DIRECTION: Copy the listing verbatim, excluding any images found in it.

___ DATA SECTION

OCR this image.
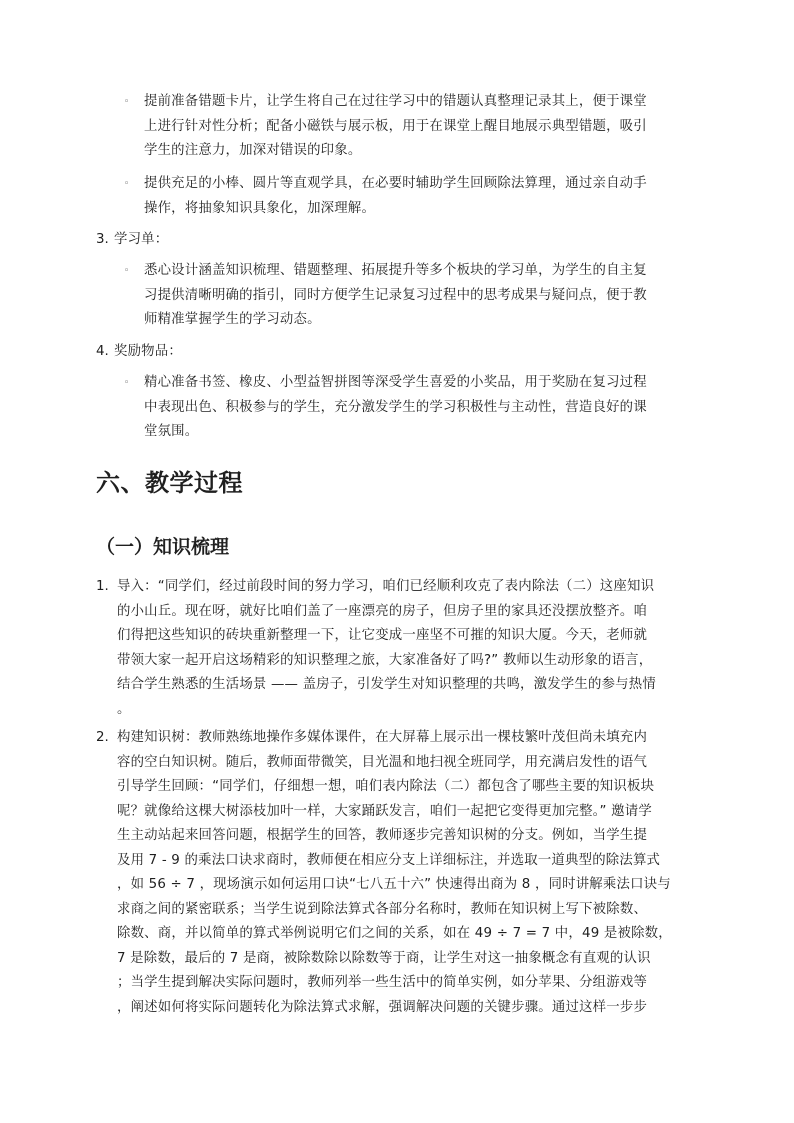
◦ 提前准备错题卡片，让学生将自己在过往学习中的错题认真整理记录其上，便于课堂
上进行针对性分析；配备小磁铁与展示板，用于在课堂上醒目地展示典型错题，吸引
学生的注意力，加深对错误的印象。
◦ 提供充足的小棒、圆片等直观学具，在必要时辅助学生回顾除法算理，通过亲自动手
操作，将抽象知识具象化，加深理解。
3. 学习单：
◦ 悉心设计涵盖知识梳理、错题整理、拓展提升等多个板块的学习单，为学生的自主复
习提供清晰明确的指引，同时方便学生记录复习过程中的思考成果与疑问点，便于教
师精准掌握学生的学习动态。
4. 奖励物品：
◦ 精心准备书签、橡皮、小型益智拼图等深受学生喜爱的小奖品，用于奖励在复习过程
中表现出色、积极参与的学生，充分激发学生的学习积极性与主动性，营造良好的课
堂氛围。
六、教学过程
（一）知识梳理
1. 导入：“同学们，经过前段时间的努力学习，咱们已经顺利攻克了表内除法（二）这座知识
的小山丘。现在呀，就好比咱们盖了一座漂亮的房子，但房子里的家具还没摆放整齐。咱
们得把这些知识的砖块重新整理一下，让它变成一座坚不可摧的知识大厦。今天，老师就
带领大家一起开启这场精彩的知识整理之旅，大家准备好了吗?” 教师以生动形象的语言，
结合学生熟悉的生活场景 —— 盖房子，引发学生对知识整理的共鸣，激发学生的参与热情
。
2. 构建知识树：教师熟练地操作多媒体课件，在大屏幕上展示出一棵枝繁叶茂但尚未填充内
容的空白知识树。随后，教师面带微笑，目光温和地扫视全班同学，用充满启发性的语气
引导学生回顾：“同学们，仔细想一想，咱们表内除法（二）都包含了哪些主要的知识板块
呢？就像给这棵大树添枝加叶一样，大家踊跃发言，咱们一起把它变得更加完整。” 邀请学
生主动站起来回答问题，根据学生的回答，教师逐步完善知识树的分支。例如，当学生提
及用 7 - 9 的乘法口诀求商时，教师便在相应分支上详细标注，并选取一道典型的除法算式
，如 56 ÷ 7 ，现场演示如何运用口诀“七八五十六” 快速得出商为 8 ，同时讲解乘法口诀与
求商之间的紧密联系；当学生说到除法算式各部分名称时，教师在知识树上写下被除数、
除数、商，并以简单的算式举例说明它们之间的关系，如在 49 ÷ 7 = 7 中，49 是被除数，
7 是除数，最后的 7 是商，被除数除以除数等于商，让学生对这一抽象概念有直观的认识
；当学生提到解决实际问题时，教师列举一些生活中的简单实例，如分苹果、分组游戏等
，阐述如何将实际问题转化为除法算式求解，强调解决问题的关键步骤。通过这样一步步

______

SOLUTION:
OCR this image.
◦ 提前准备错题卡片，让学生将自己在过往学习中的错题认真整理记录其上，便于课堂
上进行针对性分析；配备小磁铁与展示板，用于在课堂上醒目地展示典型错题，吸引
学生的注意力，加深对错误的印象。
◦ 提供充足的小棒、圆片等直观学具，在必要时辅助学生回顾除法算理，通过亲自动手
操作，将抽象知识具象化，加深理解。
3. 学习单：
◦ 悉心设计涵盖知识梳理、错题整理、拓展提升等多个板块的学习单，为学生的自主复
习提供清晰明确的指引，同时方便学生记录复习过程中的思考成果与疑问点，便于教
师精准掌握学生的学习动态。
4. 奖励物品：
◦ 精心准备书签、橡皮、小型益智拼图等深受学生喜爱的小奖品，用于奖励在复习过程
中表现出色、积极参与的学生，充分激发学生的学习积极性与主动性，营造良好的课
堂氛围。
六、教学过程
（一）知识梳理
1. 导入：“同学们，经过前段时间的努力学习，咱们已经顺利攻克了表内除法（二）这座知识
的小山丘。现在呀，就好比咱们盖了一座漂亮的房子，但房子里的家具还没摆放整齐。咱
们得把这些知识的砖块重新整理一下，让它变成一座坚不可摧的知识大厦。今天，老师就
带领大家一起开启这场精彩的知识整理之旅，大家准备好了吗?” 教师以生动形象的语言，
结合学生熟悉的生活场景 —— 盖房子，引发学生对知识整理的共鸣，激发学生的参与热情
。
2. 构建知识树：教师熟练地操作多媒体课件，在大屏幕上展示出一棵枝繁叶茂但尚未填充内
容的空白知识树。随后，教师面带微笑，目光温和地扫视全班同学，用充满启发性的语气
引导学生回顾：“同学们，仔细想一想，咱们表内除法（二）都包含了哪些主要的知识板块
呢？就像给这棵大树添枝加叶一样，大家踊跃发言，咱们一起把它变得更加完整。” 邀请学
生主动站起来回答问题，根据学生的回答，教师逐步完善知识树的分支。例如，当学生提
及用 7 - 9 的乘法口诀求商时，教师便在相应分支上详细标注，并选取一道典型的除法算式
，如 56 ÷ 7 ，现场演示如何运用口诀“七八五十六” 快速得出商为 8 ，同时讲解乘法口诀与
求商之间的紧密联系；当学生说到除法算式各部分名称时，教师在知识树上写下被除数、
除数、商，并以简单的算式举例说明它们之间的关系，如在 49 ÷ 7 = 7 中，49 是被除数，
7 是除数，最后的 7 是商，被除数除以除数等于商，让学生对这一抽象概念有直观的认识
；当学生提到解决实际问题时，教师列举一些生活中的简单实例，如分苹果、分组游戏等
，阐述如何将实际问题转化为除法算式求解，强调解决问题的关键步骤。通过这样一步步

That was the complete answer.